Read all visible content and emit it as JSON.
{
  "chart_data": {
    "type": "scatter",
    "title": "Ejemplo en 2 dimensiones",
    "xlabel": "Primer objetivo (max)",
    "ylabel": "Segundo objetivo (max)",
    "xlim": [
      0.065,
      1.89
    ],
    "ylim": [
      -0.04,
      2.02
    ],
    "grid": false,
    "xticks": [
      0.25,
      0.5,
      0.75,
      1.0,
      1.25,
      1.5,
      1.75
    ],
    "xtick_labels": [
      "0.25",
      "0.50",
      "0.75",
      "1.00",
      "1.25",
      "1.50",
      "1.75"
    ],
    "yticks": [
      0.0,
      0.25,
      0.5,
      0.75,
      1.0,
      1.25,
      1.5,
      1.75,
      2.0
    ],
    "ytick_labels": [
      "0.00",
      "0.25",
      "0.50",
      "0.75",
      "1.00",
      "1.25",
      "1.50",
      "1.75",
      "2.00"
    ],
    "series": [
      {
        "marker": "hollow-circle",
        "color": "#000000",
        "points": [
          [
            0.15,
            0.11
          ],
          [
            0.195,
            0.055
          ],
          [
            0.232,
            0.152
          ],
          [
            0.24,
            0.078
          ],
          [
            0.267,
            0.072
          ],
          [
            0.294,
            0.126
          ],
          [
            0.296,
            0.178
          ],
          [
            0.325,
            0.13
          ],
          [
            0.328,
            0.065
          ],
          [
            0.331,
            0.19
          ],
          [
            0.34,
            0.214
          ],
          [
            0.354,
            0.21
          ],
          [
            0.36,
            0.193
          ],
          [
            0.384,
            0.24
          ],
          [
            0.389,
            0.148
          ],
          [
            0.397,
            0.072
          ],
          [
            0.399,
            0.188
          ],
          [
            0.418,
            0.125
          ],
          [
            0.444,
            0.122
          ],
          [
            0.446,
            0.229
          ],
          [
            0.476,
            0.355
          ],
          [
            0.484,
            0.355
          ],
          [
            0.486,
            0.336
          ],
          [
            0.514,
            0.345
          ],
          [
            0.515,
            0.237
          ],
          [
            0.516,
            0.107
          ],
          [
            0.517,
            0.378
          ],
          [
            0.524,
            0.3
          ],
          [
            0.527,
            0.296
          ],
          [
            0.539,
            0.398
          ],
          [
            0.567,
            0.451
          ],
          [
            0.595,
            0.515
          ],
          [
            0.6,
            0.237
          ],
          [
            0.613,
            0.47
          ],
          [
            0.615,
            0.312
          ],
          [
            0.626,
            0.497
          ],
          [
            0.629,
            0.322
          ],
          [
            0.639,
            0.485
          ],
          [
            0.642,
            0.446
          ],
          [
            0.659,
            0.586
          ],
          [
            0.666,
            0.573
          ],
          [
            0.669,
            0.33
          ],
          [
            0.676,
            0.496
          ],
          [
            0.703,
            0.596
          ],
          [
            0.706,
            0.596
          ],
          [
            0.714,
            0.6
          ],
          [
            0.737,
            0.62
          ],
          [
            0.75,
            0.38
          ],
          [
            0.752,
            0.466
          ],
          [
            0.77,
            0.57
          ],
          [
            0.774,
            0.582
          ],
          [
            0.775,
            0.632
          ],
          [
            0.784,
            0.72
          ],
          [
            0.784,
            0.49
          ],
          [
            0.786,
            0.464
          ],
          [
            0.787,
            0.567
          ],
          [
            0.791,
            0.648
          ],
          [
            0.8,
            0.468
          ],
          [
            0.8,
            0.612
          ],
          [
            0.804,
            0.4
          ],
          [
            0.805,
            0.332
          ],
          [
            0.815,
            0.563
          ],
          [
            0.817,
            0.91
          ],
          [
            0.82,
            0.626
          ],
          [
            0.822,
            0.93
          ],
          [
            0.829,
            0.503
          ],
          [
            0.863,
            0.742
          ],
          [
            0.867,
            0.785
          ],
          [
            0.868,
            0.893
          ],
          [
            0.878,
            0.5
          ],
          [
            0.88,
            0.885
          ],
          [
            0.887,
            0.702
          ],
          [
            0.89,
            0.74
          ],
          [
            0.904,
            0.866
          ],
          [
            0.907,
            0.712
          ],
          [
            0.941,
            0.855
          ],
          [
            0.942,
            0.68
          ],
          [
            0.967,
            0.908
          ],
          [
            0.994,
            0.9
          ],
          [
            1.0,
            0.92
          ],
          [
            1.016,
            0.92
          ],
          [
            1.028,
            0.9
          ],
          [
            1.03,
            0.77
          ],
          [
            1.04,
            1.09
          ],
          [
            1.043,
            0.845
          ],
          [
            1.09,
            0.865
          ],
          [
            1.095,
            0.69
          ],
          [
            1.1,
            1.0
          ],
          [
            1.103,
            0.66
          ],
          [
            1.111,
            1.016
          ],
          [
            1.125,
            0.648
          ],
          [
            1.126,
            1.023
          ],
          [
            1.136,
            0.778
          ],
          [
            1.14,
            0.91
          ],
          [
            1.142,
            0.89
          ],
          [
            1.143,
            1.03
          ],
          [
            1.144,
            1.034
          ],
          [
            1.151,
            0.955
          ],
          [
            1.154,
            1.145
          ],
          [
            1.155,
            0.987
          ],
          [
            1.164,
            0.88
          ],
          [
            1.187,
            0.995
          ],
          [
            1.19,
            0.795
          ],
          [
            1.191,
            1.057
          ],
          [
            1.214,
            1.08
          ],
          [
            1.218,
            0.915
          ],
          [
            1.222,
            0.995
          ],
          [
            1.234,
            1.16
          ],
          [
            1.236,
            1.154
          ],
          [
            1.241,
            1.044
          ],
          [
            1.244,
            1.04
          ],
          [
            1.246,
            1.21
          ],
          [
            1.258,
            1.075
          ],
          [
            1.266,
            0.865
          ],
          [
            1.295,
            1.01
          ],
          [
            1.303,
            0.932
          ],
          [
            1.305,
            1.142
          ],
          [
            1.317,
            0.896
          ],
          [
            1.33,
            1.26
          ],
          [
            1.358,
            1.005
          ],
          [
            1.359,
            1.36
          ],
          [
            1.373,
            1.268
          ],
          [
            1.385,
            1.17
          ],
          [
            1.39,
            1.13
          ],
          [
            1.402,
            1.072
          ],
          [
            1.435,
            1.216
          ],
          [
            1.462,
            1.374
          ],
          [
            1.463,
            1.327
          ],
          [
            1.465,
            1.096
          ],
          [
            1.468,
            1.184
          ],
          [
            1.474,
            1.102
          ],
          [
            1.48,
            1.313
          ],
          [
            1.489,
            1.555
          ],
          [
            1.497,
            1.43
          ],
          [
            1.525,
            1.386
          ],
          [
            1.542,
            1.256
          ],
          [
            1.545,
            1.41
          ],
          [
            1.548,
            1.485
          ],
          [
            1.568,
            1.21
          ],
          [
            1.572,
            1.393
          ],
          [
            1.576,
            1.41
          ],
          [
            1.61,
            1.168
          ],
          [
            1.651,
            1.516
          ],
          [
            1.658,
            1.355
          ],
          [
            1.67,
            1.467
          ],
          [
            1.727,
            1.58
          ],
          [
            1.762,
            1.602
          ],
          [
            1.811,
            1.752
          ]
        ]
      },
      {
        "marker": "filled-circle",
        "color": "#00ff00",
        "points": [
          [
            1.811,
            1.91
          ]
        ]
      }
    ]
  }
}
+ + + + + + +
--- GIVEN INSTRUCTION ---
All lines that include "circle" are to be gathered and copied.

--- TASK RESPONSE ---
        "marker": "hollow-circle",
        "marker": "filled-circle",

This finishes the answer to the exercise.